**TASK DESCRIPTION**.
Wherever a line holds the word "this", copy that line out.

**GIVEN ENTRIES**.
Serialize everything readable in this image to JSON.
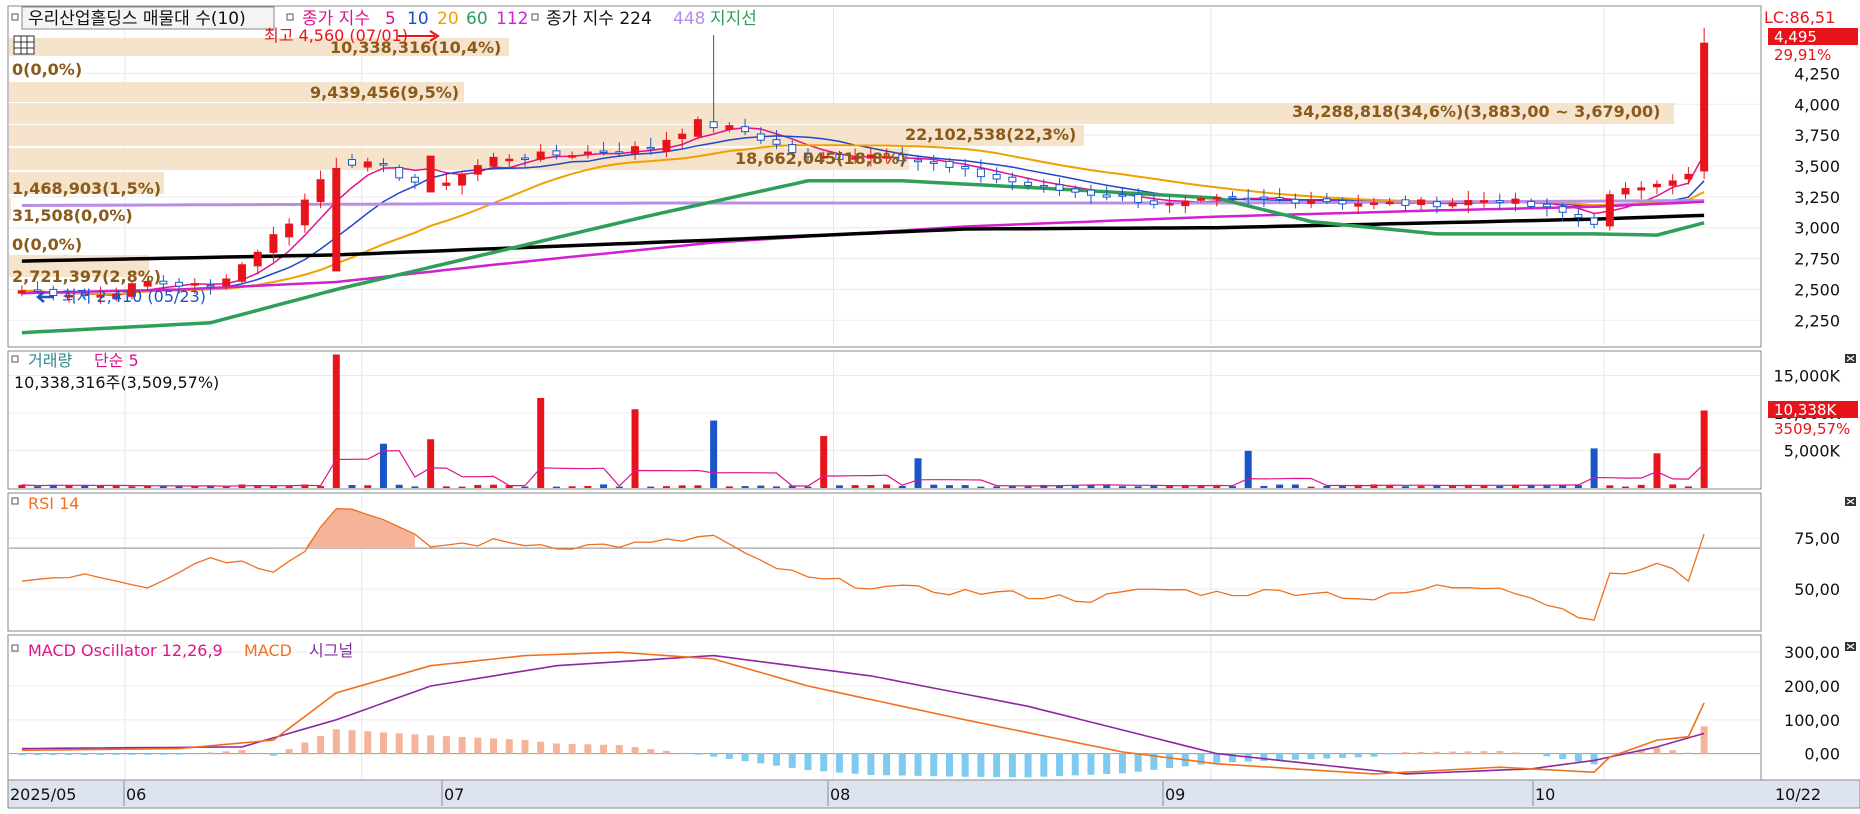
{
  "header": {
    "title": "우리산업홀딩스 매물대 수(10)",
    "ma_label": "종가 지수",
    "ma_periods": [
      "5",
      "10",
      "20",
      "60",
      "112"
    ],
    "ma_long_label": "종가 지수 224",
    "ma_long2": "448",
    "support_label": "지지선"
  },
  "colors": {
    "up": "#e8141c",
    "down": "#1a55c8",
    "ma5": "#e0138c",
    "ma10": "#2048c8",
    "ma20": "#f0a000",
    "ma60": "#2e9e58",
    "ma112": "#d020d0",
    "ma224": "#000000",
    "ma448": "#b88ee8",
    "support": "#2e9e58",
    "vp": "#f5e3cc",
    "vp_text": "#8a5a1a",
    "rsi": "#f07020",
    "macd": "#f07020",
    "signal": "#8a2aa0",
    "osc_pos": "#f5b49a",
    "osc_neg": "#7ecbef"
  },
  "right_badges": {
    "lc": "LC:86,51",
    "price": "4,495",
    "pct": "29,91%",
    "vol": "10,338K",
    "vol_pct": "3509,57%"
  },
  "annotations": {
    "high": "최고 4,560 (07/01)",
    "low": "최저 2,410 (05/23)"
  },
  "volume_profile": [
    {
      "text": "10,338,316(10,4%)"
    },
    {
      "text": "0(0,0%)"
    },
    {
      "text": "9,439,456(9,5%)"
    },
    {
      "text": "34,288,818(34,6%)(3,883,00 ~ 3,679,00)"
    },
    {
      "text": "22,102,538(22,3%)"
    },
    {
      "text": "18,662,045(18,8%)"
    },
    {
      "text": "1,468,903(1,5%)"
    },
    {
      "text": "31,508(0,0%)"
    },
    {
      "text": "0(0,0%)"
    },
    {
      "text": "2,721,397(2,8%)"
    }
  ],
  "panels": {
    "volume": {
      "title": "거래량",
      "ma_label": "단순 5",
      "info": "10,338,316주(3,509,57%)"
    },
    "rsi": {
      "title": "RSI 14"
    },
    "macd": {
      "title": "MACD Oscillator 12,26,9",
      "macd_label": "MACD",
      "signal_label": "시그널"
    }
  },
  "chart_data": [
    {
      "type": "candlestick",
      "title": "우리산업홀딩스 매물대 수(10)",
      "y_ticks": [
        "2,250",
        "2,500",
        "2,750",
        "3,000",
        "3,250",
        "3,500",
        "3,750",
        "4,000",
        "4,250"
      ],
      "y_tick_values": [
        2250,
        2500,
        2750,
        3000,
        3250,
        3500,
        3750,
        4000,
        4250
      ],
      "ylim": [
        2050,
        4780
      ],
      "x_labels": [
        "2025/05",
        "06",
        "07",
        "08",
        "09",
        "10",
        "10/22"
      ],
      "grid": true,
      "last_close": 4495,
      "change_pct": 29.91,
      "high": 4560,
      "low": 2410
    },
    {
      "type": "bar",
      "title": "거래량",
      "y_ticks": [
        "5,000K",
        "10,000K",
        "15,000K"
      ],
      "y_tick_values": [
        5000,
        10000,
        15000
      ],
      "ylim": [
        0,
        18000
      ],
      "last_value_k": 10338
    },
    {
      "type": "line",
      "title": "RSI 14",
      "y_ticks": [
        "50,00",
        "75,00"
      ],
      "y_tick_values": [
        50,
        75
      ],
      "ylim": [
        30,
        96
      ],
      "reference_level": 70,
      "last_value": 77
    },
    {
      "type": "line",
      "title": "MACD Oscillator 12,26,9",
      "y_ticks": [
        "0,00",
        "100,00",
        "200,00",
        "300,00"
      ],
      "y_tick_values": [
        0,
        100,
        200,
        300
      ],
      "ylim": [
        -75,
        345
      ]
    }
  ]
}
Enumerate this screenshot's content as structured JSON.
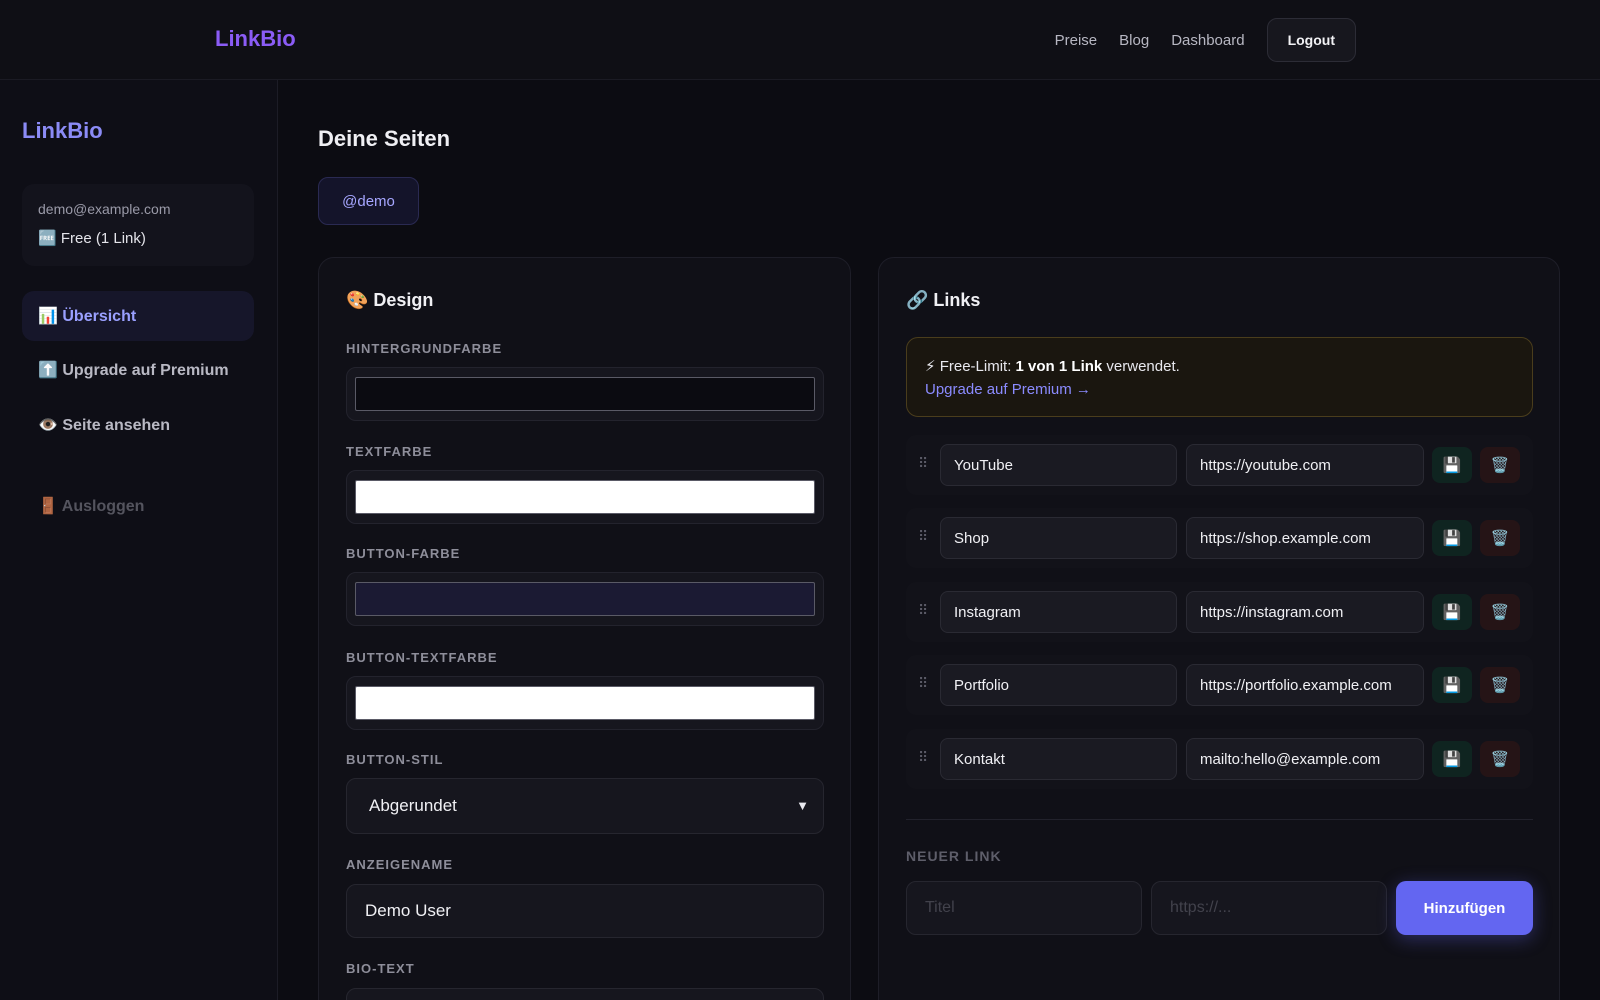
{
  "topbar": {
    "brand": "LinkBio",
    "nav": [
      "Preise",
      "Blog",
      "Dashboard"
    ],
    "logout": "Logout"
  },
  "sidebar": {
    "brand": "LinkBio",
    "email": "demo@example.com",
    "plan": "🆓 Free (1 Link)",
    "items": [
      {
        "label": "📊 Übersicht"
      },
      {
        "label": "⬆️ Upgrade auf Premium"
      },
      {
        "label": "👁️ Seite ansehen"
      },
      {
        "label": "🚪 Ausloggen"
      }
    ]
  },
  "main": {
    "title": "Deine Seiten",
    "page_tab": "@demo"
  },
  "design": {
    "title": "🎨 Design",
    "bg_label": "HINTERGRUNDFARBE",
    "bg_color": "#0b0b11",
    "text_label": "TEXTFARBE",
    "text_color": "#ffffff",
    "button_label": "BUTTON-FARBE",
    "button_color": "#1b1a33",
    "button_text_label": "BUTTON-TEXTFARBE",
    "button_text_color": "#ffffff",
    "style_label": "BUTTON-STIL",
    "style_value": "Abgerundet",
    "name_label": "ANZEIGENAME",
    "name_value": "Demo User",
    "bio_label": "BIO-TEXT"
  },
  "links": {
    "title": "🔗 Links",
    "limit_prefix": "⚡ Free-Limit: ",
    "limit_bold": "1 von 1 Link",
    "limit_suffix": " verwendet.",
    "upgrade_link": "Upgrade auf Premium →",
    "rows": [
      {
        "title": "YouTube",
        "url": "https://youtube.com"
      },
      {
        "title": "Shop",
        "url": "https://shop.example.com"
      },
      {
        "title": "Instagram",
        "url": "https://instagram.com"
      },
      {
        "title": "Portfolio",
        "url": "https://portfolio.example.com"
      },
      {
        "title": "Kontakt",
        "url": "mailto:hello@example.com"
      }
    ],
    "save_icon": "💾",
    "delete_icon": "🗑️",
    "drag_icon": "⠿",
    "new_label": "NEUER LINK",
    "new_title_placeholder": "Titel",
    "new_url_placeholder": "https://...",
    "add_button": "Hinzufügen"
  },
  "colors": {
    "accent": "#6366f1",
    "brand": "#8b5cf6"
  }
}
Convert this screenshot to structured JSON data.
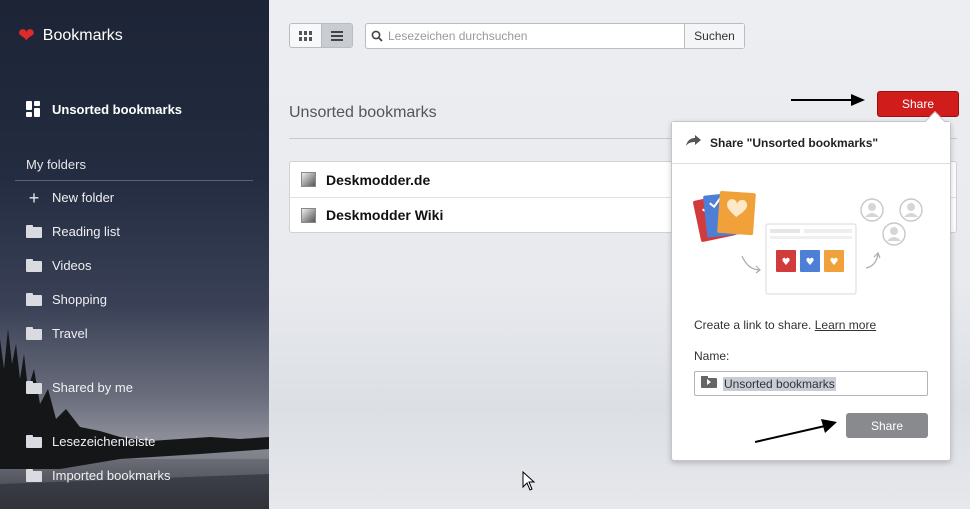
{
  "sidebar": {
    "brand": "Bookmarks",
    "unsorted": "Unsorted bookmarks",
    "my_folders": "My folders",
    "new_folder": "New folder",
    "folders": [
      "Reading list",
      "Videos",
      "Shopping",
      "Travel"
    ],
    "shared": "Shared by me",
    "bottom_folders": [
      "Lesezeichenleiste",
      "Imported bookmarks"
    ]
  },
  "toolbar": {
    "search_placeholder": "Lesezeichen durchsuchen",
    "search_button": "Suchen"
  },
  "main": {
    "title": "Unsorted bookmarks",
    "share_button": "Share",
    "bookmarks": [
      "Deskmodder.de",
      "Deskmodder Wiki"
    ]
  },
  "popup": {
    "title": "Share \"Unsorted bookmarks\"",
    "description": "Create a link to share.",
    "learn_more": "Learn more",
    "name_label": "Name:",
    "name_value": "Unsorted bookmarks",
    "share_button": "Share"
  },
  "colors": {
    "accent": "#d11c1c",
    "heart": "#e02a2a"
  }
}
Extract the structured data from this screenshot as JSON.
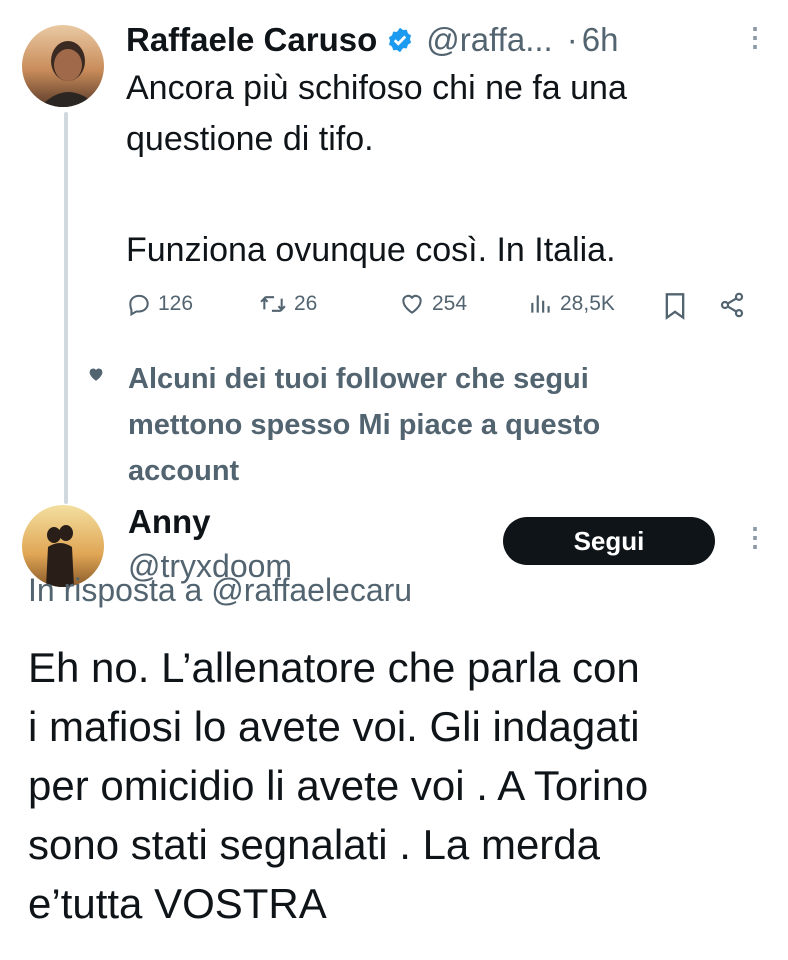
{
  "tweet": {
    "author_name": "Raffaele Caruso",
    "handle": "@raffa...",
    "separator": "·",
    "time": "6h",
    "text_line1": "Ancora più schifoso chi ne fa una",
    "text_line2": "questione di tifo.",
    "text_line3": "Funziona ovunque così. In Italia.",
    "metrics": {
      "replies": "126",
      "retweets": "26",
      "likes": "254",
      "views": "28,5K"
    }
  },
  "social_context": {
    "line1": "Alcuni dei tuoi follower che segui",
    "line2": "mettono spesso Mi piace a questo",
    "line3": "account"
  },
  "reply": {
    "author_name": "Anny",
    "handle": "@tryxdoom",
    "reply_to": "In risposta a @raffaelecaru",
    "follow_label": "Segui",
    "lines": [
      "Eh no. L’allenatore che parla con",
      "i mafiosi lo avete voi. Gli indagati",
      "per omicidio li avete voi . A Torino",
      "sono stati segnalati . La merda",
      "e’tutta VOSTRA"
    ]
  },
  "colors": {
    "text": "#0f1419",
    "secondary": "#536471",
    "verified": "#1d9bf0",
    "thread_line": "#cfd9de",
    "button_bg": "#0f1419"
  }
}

**EXERCISE RESULT**.
Serialize everything readable in this image to JSON.
Enumerate this screenshot's content as structured JSON.
Convert this screenshot to structured JSON data.
Extract the structured data from this screenshot as JSON.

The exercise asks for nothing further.